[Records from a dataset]
>> start

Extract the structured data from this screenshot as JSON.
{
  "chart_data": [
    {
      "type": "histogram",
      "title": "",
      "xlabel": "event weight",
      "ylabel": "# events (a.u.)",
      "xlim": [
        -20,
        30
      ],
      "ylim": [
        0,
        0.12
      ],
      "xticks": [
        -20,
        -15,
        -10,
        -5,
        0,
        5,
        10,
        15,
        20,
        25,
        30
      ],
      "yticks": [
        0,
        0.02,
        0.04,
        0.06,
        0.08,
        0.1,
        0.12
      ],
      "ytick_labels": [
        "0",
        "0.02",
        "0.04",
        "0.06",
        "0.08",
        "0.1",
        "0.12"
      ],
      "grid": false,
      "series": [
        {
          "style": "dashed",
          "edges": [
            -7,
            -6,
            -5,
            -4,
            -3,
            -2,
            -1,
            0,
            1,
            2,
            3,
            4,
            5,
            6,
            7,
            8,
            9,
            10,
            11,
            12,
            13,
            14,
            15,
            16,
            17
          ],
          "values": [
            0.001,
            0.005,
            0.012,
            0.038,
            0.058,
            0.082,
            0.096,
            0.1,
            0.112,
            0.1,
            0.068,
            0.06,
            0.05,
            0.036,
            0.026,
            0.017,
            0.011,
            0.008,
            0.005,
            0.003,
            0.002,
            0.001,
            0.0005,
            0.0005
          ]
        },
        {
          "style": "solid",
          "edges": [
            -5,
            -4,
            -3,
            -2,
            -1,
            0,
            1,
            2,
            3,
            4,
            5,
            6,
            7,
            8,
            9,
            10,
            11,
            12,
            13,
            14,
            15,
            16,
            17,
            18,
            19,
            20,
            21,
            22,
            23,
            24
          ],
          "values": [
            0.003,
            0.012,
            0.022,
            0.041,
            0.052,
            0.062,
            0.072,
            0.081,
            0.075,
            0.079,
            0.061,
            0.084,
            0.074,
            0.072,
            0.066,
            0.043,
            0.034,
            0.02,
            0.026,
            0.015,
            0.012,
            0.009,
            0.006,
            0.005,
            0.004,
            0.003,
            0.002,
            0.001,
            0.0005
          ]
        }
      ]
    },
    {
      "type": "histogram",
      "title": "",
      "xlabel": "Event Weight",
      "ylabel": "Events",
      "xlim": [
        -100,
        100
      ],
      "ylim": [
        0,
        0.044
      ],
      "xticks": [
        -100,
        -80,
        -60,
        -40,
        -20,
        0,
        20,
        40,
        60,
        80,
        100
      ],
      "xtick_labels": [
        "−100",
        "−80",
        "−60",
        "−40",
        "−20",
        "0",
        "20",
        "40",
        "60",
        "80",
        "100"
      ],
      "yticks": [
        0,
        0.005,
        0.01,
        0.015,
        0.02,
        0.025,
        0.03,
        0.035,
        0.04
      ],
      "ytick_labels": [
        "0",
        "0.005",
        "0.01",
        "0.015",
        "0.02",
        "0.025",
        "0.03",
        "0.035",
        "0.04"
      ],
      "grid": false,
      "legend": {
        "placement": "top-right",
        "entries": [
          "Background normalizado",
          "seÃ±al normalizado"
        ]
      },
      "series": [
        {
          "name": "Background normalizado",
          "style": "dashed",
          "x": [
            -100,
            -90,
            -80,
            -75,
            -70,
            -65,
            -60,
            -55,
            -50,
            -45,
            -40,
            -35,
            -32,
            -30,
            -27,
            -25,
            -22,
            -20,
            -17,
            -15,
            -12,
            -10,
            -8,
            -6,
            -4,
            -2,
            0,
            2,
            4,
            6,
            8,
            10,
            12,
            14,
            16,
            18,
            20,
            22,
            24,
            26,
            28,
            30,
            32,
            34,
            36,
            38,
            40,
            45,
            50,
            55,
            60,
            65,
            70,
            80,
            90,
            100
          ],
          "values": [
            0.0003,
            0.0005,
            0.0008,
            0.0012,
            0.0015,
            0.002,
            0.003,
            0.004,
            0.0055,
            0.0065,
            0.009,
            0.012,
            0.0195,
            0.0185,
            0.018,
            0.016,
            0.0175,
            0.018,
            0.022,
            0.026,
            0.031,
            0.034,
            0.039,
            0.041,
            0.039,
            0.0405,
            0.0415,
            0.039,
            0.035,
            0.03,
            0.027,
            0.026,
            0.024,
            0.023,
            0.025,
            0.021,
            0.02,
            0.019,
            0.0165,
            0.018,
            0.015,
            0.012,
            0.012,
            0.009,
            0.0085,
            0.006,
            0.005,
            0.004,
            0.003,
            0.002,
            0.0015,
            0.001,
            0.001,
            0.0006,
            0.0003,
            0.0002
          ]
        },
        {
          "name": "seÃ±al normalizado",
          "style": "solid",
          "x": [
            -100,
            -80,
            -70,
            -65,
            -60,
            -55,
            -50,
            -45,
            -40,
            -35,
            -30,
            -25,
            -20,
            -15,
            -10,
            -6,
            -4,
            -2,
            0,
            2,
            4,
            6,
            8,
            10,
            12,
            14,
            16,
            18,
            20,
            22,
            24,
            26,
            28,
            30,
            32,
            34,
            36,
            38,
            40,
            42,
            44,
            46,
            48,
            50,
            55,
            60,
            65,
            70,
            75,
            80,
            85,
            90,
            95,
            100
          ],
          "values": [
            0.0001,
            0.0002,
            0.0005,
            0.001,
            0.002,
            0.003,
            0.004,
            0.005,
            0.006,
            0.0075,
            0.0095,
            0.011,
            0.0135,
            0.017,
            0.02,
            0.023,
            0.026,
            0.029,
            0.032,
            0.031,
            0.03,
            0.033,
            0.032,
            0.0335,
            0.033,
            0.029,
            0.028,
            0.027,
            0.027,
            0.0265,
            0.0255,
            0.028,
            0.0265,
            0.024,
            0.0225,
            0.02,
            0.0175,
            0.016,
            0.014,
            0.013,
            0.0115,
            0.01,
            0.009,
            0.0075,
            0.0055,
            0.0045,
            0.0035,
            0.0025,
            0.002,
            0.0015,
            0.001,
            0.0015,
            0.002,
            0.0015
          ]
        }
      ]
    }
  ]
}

>> end

▶ PROBLEM REQUIREMENTS
Write the complete data out, exactly as above.

▶ RESPONSE
Extract the structured data from this screenshot as JSON.
{
  "chart_data": [
    {
      "type": "histogram",
      "title": "",
      "xlabel": "event weight",
      "ylabel": "# events (a.u.)",
      "xlim": [
        -20,
        30
      ],
      "ylim": [
        0,
        0.12
      ],
      "xticks": [
        -20,
        -15,
        -10,
        -5,
        0,
        5,
        10,
        15,
        20,
        25,
        30
      ],
      "yticks": [
        0,
        0.02,
        0.04,
        0.06,
        0.08,
        0.1,
        0.12
      ],
      "ytick_labels": [
        "0",
        "0.02",
        "0.04",
        "0.06",
        "0.08",
        "0.1",
        "0.12"
      ],
      "grid": false,
      "series": [
        {
          "style": "dashed",
          "edges": [
            -7,
            -6,
            -5,
            -4,
            -3,
            -2,
            -1,
            0,
            1,
            2,
            3,
            4,
            5,
            6,
            7,
            8,
            9,
            10,
            11,
            12,
            13,
            14,
            15,
            16,
            17
          ],
          "values": [
            0.001,
            0.005,
            0.012,
            0.038,
            0.058,
            0.082,
            0.096,
            0.1,
            0.112,
            0.1,
            0.068,
            0.06,
            0.05,
            0.036,
            0.026,
            0.017,
            0.011,
            0.008,
            0.005,
            0.003,
            0.002,
            0.001,
            0.0005,
            0.0005
          ]
        },
        {
          "style": "solid",
          "edges": [
            -5,
            -4,
            -3,
            -2,
            -1,
            0,
            1,
            2,
            3,
            4,
            5,
            6,
            7,
            8,
            9,
            10,
            11,
            12,
            13,
            14,
            15,
            16,
            17,
            18,
            19,
            20,
            21,
            22,
            23,
            24
          ],
          "values": [
            0.003,
            0.012,
            0.022,
            0.041,
            0.052,
            0.062,
            0.072,
            0.081,
            0.075,
            0.079,
            0.061,
            0.084,
            0.074,
            0.072,
            0.066,
            0.043,
            0.034,
            0.02,
            0.026,
            0.015,
            0.012,
            0.009,
            0.006,
            0.005,
            0.004,
            0.003,
            0.002,
            0.001,
            0.0005
          ]
        }
      ]
    },
    {
      "type": "histogram",
      "title": "",
      "xlabel": "Event Weight",
      "ylabel": "Events",
      "xlim": [
        -100,
        100
      ],
      "ylim": [
        0,
        0.044
      ],
      "xticks": [
        -100,
        -80,
        -60,
        -40,
        -20,
        0,
        20,
        40,
        60,
        80,
        100
      ],
      "xtick_labels": [
        "−100",
        "−80",
        "−60",
        "−40",
        "−20",
        "0",
        "20",
        "40",
        "60",
        "80",
        "100"
      ],
      "yticks": [
        0,
        0.005,
        0.01,
        0.015,
        0.02,
        0.025,
        0.03,
        0.035,
        0.04
      ],
      "ytick_labels": [
        "0",
        "0.005",
        "0.01",
        "0.015",
        "0.02",
        "0.025",
        "0.03",
        "0.035",
        "0.04"
      ],
      "grid": false,
      "legend": {
        "placement": "top-right",
        "entries": [
          "Background normalizado",
          "seÃ±al normalizado"
        ]
      },
      "series": [
        {
          "name": "Background normalizado",
          "style": "dashed",
          "x": [
            -100,
            -90,
            -80,
            -75,
            -70,
            -65,
            -60,
            -55,
            -50,
            -45,
            -40,
            -35,
            -32,
            -30,
            -27,
            -25,
            -22,
            -20,
            -17,
            -15,
            -12,
            -10,
            -8,
            -6,
            -4,
            -2,
            0,
            2,
            4,
            6,
            8,
            10,
            12,
            14,
            16,
            18,
            20,
            22,
            24,
            26,
            28,
            30,
            32,
            34,
            36,
            38,
            40,
            45,
            50,
            55,
            60,
            65,
            70,
            80,
            90,
            100
          ],
          "values": [
            0.0003,
            0.0005,
            0.0008,
            0.0012,
            0.0015,
            0.002,
            0.003,
            0.004,
            0.0055,
            0.0065,
            0.009,
            0.012,
            0.0195,
            0.0185,
            0.018,
            0.016,
            0.0175,
            0.018,
            0.022,
            0.026,
            0.031,
            0.034,
            0.039,
            0.041,
            0.039,
            0.0405,
            0.0415,
            0.039,
            0.035,
            0.03,
            0.027,
            0.026,
            0.024,
            0.023,
            0.025,
            0.021,
            0.02,
            0.019,
            0.0165,
            0.018,
            0.015,
            0.012,
            0.012,
            0.009,
            0.0085,
            0.006,
            0.005,
            0.004,
            0.003,
            0.002,
            0.0015,
            0.001,
            0.001,
            0.0006,
            0.0003,
            0.0002
          ]
        },
        {
          "name": "seÃ±al normalizado",
          "style": "solid",
          "x": [
            -100,
            -80,
            -70,
            -65,
            -60,
            -55,
            -50,
            -45,
            -40,
            -35,
            -30,
            -25,
            -20,
            -15,
            -10,
            -6,
            -4,
            -2,
            0,
            2,
            4,
            6,
            8,
            10,
            12,
            14,
            16,
            18,
            20,
            22,
            24,
            26,
            28,
            30,
            32,
            34,
            36,
            38,
            40,
            42,
            44,
            46,
            48,
            50,
            55,
            60,
            65,
            70,
            75,
            80,
            85,
            90,
            95,
            100
          ],
          "values": [
            0.0001,
            0.0002,
            0.0005,
            0.001,
            0.002,
            0.003,
            0.004,
            0.005,
            0.006,
            0.0075,
            0.0095,
            0.011,
            0.0135,
            0.017,
            0.02,
            0.023,
            0.026,
            0.029,
            0.032,
            0.031,
            0.03,
            0.033,
            0.032,
            0.0335,
            0.033,
            0.029,
            0.028,
            0.027,
            0.027,
            0.0265,
            0.0255,
            0.028,
            0.0265,
            0.024,
            0.0225,
            0.02,
            0.0175,
            0.016,
            0.014,
            0.013,
            0.0115,
            0.01,
            0.009,
            0.0075,
            0.0055,
            0.0045,
            0.0035,
            0.0025,
            0.002,
            0.0015,
            0.001,
            0.0015,
            0.002,
            0.0015
          ]
        }
      ]
    }
  ]
}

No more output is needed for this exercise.